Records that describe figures

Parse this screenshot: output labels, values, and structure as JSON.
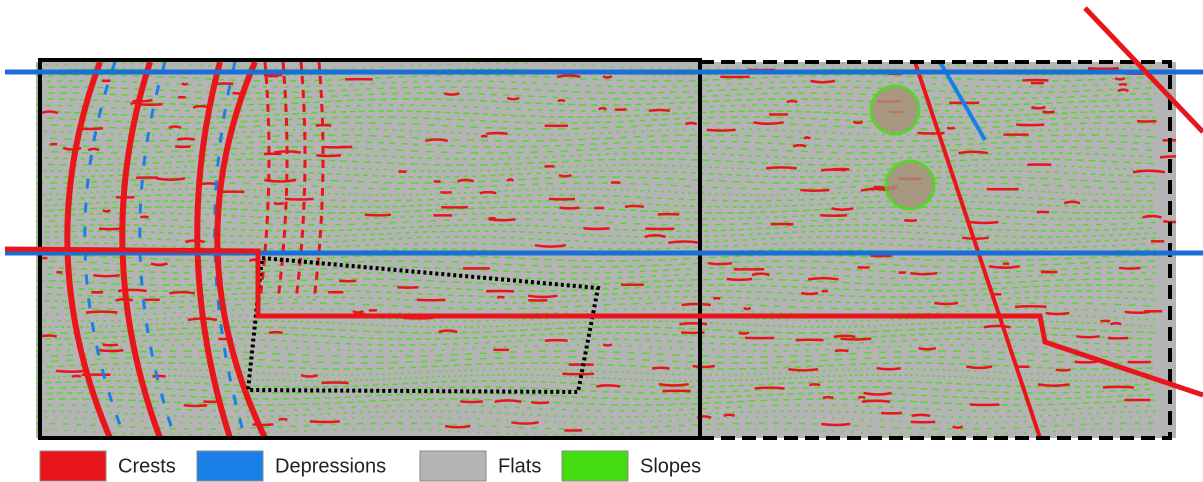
{
  "legend": [
    {
      "label": "Crests",
      "color": "#e8161b"
    },
    {
      "label": "Depressions",
      "color": "#1a7fe6"
    },
    {
      "label": "Flats",
      "color": "#b4b4b4"
    },
    {
      "label": "Slopes",
      "color": "#44dd11"
    }
  ]
}
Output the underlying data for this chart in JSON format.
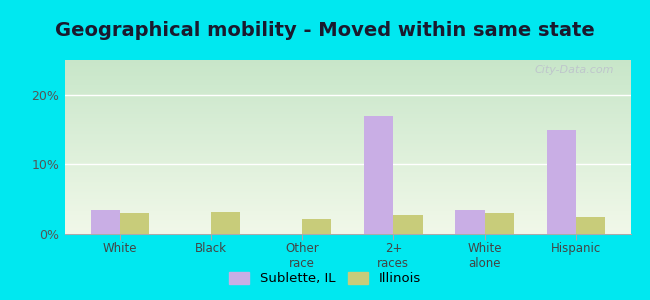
{
  "title": "Geographical mobility - Moved within same state",
  "categories": [
    "White",
    "Black",
    "Other\nrace",
    "2+\nraces",
    "White\nalone",
    "Hispanic"
  ],
  "sublette_values": [
    3.5,
    0.0,
    0.0,
    17.0,
    3.5,
    15.0
  ],
  "illinois_values": [
    3.0,
    3.2,
    2.2,
    2.8,
    3.0,
    2.5
  ],
  "sublette_color": "#c9aee5",
  "illinois_color": "#c8cc7a",
  "background_outer": "#00e8f0",
  "background_inner_top": "#c8e6c9",
  "background_inner_bottom": "#f1f8e9",
  "ylim": [
    0,
    25
  ],
  "yticks": [
    0,
    10,
    20
  ],
  "ytick_labels": [
    "0%",
    "10%",
    "20%"
  ],
  "grid_color": "#ffffff",
  "legend_label1": "Sublette, IL",
  "legend_label2": "Illinois",
  "bar_width": 0.32,
  "watermark": "City-Data.com",
  "title_fontsize": 14,
  "title_color": "#1a1a2e",
  "tick_label_color": "#444444",
  "ytick_color": "#555555"
}
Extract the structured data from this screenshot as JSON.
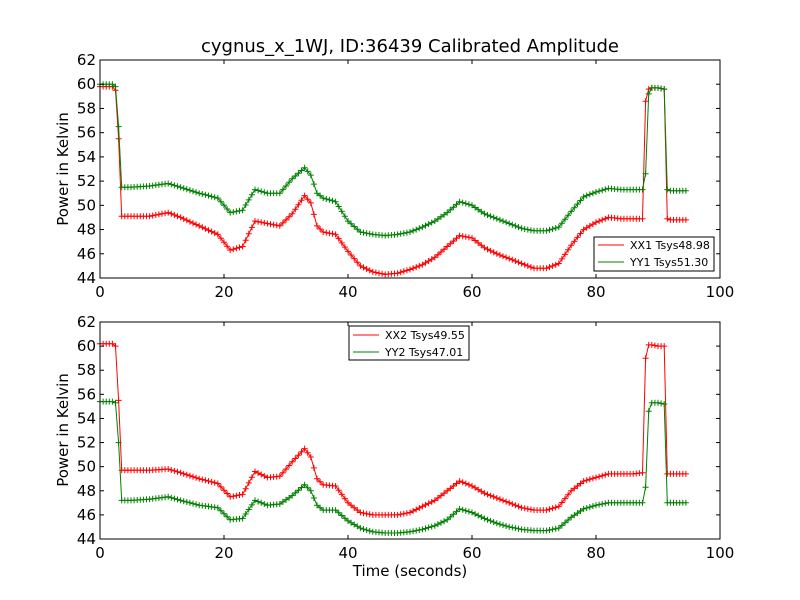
{
  "chart_data": [
    {
      "type": "line",
      "title": "cygnus_x_1WJ, ID:36439 Calibrated Amplitude",
      "xlabel": "",
      "ylabel": "Power in Kelvin",
      "xlim": [
        0,
        100
      ],
      "ylim": [
        44,
        62
      ],
      "xticks": [
        0,
        20,
        40,
        60,
        80,
        100
      ],
      "yticks": [
        44,
        46,
        48,
        50,
        52,
        54,
        56,
        58,
        60,
        62
      ],
      "grid": false,
      "legend_position": "lower-right",
      "series": [
        {
          "name": "XX1 Tsys48.98",
          "color": "#ff0000",
          "x": [
            0,
            2,
            2.5,
            3,
            3.5,
            5,
            8,
            11,
            13,
            16,
            19,
            21,
            23,
            25,
            27,
            29,
            31,
            33,
            34,
            35,
            36,
            38,
            40,
            42,
            44,
            46,
            48,
            50,
            52,
            54,
            56,
            58,
            60,
            62,
            64,
            66,
            68,
            70,
            72,
            74,
            76,
            78,
            80,
            82,
            84,
            86,
            87.5,
            88,
            88.5,
            89,
            90,
            91,
            91.5,
            92,
            94.5
          ],
          "y": [
            59.8,
            59.8,
            59.5,
            55.5,
            49.1,
            49.1,
            49.1,
            49.4,
            49.0,
            48.3,
            47.6,
            46.3,
            46.6,
            48.7,
            48.5,
            48.3,
            49.3,
            50.8,
            50.2,
            48.3,
            47.8,
            47.6,
            46.2,
            45.0,
            44.5,
            44.3,
            44.4,
            44.7,
            45.1,
            45.7,
            46.6,
            47.5,
            47.3,
            46.5,
            46.0,
            45.6,
            45.2,
            44.8,
            44.8,
            45.2,
            46.7,
            48.0,
            48.6,
            49.0,
            48.9,
            48.9,
            48.9,
            58.6,
            59.6,
            59.7,
            59.7,
            59.6,
            48.9,
            48.8,
            48.8
          ]
        },
        {
          "name": "YY1 Tsys51.30",
          "color": "#008000",
          "x": [
            0,
            2,
            2.5,
            3,
            3.5,
            5,
            8,
            11,
            13,
            16,
            19,
            21,
            23,
            25,
            27,
            29,
            31,
            33,
            34,
            35,
            36,
            38,
            40,
            42,
            44,
            46,
            48,
            50,
            52,
            54,
            56,
            58,
            60,
            62,
            64,
            66,
            68,
            70,
            72,
            74,
            76,
            78,
            80,
            82,
            84,
            86,
            87.5,
            88,
            88.5,
            89,
            90,
            91,
            91.5,
            92,
            94.5
          ],
          "y": [
            60.0,
            60.0,
            59.8,
            56.5,
            51.5,
            51.5,
            51.6,
            51.8,
            51.5,
            51.0,
            50.6,
            49.4,
            49.6,
            51.3,
            51.0,
            51.0,
            52.2,
            53.1,
            52.5,
            51.0,
            50.6,
            50.3,
            48.7,
            47.8,
            47.6,
            47.5,
            47.6,
            47.8,
            48.2,
            48.7,
            49.4,
            50.3,
            50.0,
            49.3,
            48.9,
            48.5,
            48.1,
            47.9,
            47.9,
            48.2,
            49.5,
            50.7,
            51.1,
            51.4,
            51.3,
            51.3,
            51.3,
            52.6,
            59.2,
            59.7,
            59.7,
            59.6,
            51.3,
            51.2,
            51.2
          ]
        }
      ]
    },
    {
      "type": "line",
      "title": "",
      "xlabel": "Time (seconds)",
      "ylabel": "Power in Kelvin",
      "xlim": [
        0,
        100
      ],
      "ylim": [
        44,
        62
      ],
      "xticks": [
        0,
        20,
        40,
        60,
        80,
        100
      ],
      "yticks": [
        44,
        46,
        48,
        50,
        52,
        54,
        56,
        58,
        60,
        62
      ],
      "grid": false,
      "legend_position": "upper-center",
      "series": [
        {
          "name": "XX2 Tsys49.55",
          "color": "#ff0000",
          "x": [
            0,
            2,
            2.5,
            3,
            3.5,
            5,
            8,
            11,
            13,
            16,
            19,
            21,
            23,
            25,
            27,
            29,
            31,
            33,
            34,
            35,
            36,
            38,
            40,
            42,
            44,
            46,
            48,
            50,
            52,
            54,
            56,
            58,
            60,
            62,
            64,
            66,
            68,
            70,
            72,
            74,
            76,
            78,
            80,
            82,
            84,
            86,
            87.5,
            88,
            88.5,
            89,
            90,
            91,
            91.5,
            92,
            94.5
          ],
          "y": [
            60.2,
            60.2,
            60.0,
            55.5,
            49.7,
            49.7,
            49.7,
            49.8,
            49.5,
            49.0,
            48.6,
            47.5,
            47.7,
            49.6,
            49.1,
            49.2,
            50.4,
            51.5,
            50.8,
            49.0,
            48.5,
            48.4,
            47.0,
            46.2,
            46.0,
            46.0,
            46.0,
            46.2,
            46.7,
            47.2,
            48.0,
            48.8,
            48.4,
            47.8,
            47.4,
            47.0,
            46.6,
            46.4,
            46.4,
            46.7,
            48.0,
            48.8,
            49.1,
            49.4,
            49.4,
            49.4,
            49.5,
            59.0,
            60.1,
            60.1,
            60.0,
            60.0,
            49.4,
            49.4,
            49.4
          ]
        },
        {
          "name": "YY2 Tsys47.01",
          "color": "#008000",
          "x": [
            0,
            2,
            2.5,
            3,
            3.5,
            5,
            8,
            11,
            13,
            16,
            19,
            21,
            23,
            25,
            27,
            29,
            31,
            33,
            34,
            35,
            36,
            38,
            40,
            42,
            44,
            46,
            48,
            50,
            52,
            54,
            56,
            58,
            60,
            62,
            64,
            66,
            68,
            70,
            72,
            74,
            76,
            78,
            80,
            82,
            84,
            86,
            87.5,
            88,
            88.5,
            89,
            90,
            91,
            91.5,
            92,
            94.5
          ],
          "y": [
            55.4,
            55.4,
            55.3,
            52.0,
            47.2,
            47.2,
            47.3,
            47.5,
            47.2,
            46.8,
            46.6,
            45.6,
            45.7,
            47.2,
            46.8,
            46.9,
            47.6,
            48.5,
            48.0,
            46.8,
            46.4,
            46.4,
            45.5,
            44.9,
            44.6,
            44.5,
            44.5,
            44.6,
            44.8,
            45.1,
            45.6,
            46.5,
            46.2,
            45.7,
            45.3,
            45.0,
            44.8,
            44.7,
            44.7,
            44.9,
            45.8,
            46.5,
            46.8,
            47.0,
            47.0,
            47.0,
            47.0,
            48.3,
            54.6,
            55.3,
            55.3,
            55.2,
            47.0,
            47.0,
            47.0
          ]
        }
      ]
    }
  ]
}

WHAT IS ASKED: Copy and report every line where the word "JSON" is present.

FULL ANSWER:
Parse this screenshot: output labels, values, and structure as JSON.
Output the underlying data for this chart in JSON format.
Extract the structured data from this screenshot as JSON.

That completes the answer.